- [DO THIS]:
Copy all of the material below exactly.

- [MATERIAL TO PROCESS]:
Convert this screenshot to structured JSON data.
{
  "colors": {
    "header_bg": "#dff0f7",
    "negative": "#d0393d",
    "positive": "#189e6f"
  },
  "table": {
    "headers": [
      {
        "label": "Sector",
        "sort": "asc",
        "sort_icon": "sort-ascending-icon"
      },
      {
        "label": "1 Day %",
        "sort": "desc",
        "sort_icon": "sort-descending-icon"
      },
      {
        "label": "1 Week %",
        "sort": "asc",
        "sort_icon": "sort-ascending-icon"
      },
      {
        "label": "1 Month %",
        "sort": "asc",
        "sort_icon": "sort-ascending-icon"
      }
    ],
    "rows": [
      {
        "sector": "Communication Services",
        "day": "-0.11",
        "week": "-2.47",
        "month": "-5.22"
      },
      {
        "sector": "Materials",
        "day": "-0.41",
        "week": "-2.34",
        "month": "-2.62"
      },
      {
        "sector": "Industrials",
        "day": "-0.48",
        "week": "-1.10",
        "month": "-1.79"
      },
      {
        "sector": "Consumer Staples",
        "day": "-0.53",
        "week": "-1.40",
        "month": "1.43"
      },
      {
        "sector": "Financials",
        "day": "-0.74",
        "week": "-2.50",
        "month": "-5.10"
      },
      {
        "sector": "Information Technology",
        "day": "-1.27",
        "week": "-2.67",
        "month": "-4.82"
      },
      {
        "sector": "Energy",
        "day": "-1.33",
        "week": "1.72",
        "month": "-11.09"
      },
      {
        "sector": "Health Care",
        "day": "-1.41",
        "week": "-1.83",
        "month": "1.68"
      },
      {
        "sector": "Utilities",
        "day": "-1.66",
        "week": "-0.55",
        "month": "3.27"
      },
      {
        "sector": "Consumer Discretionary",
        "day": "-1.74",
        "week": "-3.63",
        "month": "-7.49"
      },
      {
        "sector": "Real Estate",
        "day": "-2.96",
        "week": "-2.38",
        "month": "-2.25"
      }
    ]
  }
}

- [THE OUTPUT]:
Convert this screenshot to structured JSON data.
{
  "colors": {
    "header_bg": "#dff0f7",
    "negative": "#d0393d",
    "positive": "#189e6f"
  },
  "table": {
    "headers": [
      {
        "label": "Sector",
        "sort": "asc",
        "sort_icon": "sort-ascending-icon"
      },
      {
        "label": "1 Day %",
        "sort": "desc",
        "sort_icon": "sort-descending-icon"
      },
      {
        "label": "1 Week %",
        "sort": "asc",
        "sort_icon": "sort-ascending-icon"
      },
      {
        "label": "1 Month %",
        "sort": "asc",
        "sort_icon": "sort-ascending-icon"
      }
    ],
    "rows": [
      {
        "sector": "Communication Services",
        "day": "-0.11",
        "week": "-2.47",
        "month": "-5.22"
      },
      {
        "sector": "Materials",
        "day": "-0.41",
        "week": "-2.34",
        "month": "-2.62"
      },
      {
        "sector": "Industrials",
        "day": "-0.48",
        "week": "-1.10",
        "month": "-1.79"
      },
      {
        "sector": "Consumer Staples",
        "day": "-0.53",
        "week": "-1.40",
        "month": "1.43"
      },
      {
        "sector": "Financials",
        "day": "-0.74",
        "week": "-2.50",
        "month": "-5.10"
      },
      {
        "sector": "Information Technology",
        "day": "-1.27",
        "week": "-2.67",
        "month": "-4.82"
      },
      {
        "sector": "Energy",
        "day": "-1.33",
        "week": "1.72",
        "month": "-11.09"
      },
      {
        "sector": "Health Care",
        "day": "-1.41",
        "week": "-1.83",
        "month": "1.68"
      },
      {
        "sector": "Utilities",
        "day": "-1.66",
        "week": "-0.55",
        "month": "3.27"
      },
      {
        "sector": "Consumer Discretionary",
        "day": "-1.74",
        "week": "-3.63",
        "month": "-7.49"
      },
      {
        "sector": "Real Estate",
        "day": "-2.96",
        "week": "-2.38",
        "month": "-2.25"
      }
    ]
  }
}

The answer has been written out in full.